Provided records.
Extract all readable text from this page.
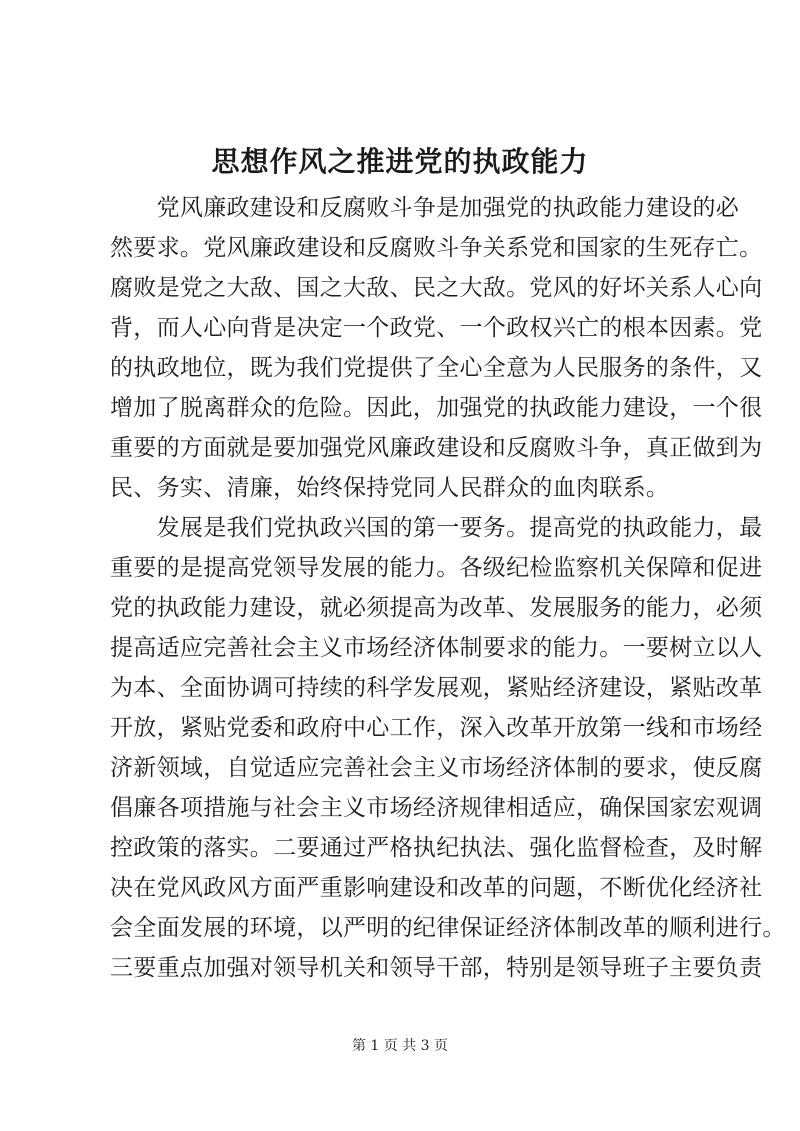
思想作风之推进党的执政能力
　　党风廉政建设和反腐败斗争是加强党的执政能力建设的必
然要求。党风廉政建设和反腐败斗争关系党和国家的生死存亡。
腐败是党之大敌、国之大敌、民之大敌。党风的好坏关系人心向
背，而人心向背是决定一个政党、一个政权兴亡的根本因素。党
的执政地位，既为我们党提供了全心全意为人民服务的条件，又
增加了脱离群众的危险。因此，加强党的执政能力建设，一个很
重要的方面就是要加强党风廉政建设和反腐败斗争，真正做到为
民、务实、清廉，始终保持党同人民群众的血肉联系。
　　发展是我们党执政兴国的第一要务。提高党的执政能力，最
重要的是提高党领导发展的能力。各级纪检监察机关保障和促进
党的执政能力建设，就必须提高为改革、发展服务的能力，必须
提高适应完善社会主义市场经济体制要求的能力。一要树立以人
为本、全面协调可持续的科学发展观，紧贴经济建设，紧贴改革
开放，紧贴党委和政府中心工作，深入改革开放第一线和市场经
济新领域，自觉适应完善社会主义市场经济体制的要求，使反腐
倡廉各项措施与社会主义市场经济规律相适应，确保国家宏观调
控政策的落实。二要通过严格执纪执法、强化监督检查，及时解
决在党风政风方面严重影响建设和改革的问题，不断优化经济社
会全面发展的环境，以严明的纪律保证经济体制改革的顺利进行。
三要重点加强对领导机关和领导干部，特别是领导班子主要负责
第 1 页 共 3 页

---

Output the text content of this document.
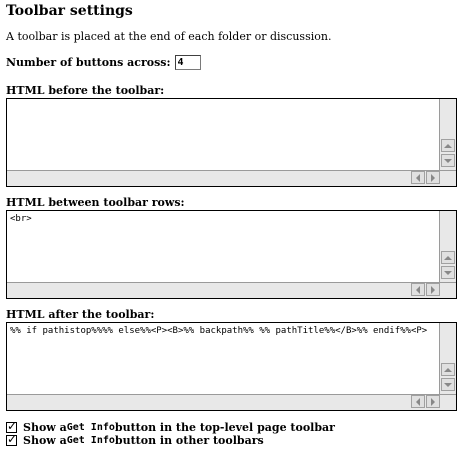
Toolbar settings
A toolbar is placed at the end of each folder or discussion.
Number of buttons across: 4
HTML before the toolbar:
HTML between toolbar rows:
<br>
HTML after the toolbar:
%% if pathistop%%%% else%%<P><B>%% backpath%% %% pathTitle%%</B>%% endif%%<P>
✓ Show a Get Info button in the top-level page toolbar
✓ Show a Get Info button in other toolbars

--

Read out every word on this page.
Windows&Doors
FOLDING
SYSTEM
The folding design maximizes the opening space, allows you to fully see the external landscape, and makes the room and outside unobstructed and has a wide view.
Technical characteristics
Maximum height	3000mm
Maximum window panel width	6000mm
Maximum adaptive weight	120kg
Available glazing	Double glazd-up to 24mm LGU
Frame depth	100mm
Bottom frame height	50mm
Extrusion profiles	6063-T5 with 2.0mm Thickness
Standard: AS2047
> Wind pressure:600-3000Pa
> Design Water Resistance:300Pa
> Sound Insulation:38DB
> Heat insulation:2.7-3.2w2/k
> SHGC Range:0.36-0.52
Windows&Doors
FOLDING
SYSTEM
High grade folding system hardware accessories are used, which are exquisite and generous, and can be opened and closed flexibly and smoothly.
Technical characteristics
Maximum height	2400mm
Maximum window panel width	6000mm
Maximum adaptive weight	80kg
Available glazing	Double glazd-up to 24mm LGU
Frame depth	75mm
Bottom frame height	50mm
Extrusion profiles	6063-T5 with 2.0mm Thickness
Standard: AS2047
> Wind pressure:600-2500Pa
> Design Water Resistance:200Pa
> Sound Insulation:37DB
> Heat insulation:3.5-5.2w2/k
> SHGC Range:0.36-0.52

Work to be completed.
Examine the records and pull out every line where the string "HTML" occurs.

Exercise response.
HTML before the toolbar:
HTML between toolbar rows:
HTML after the toolbar:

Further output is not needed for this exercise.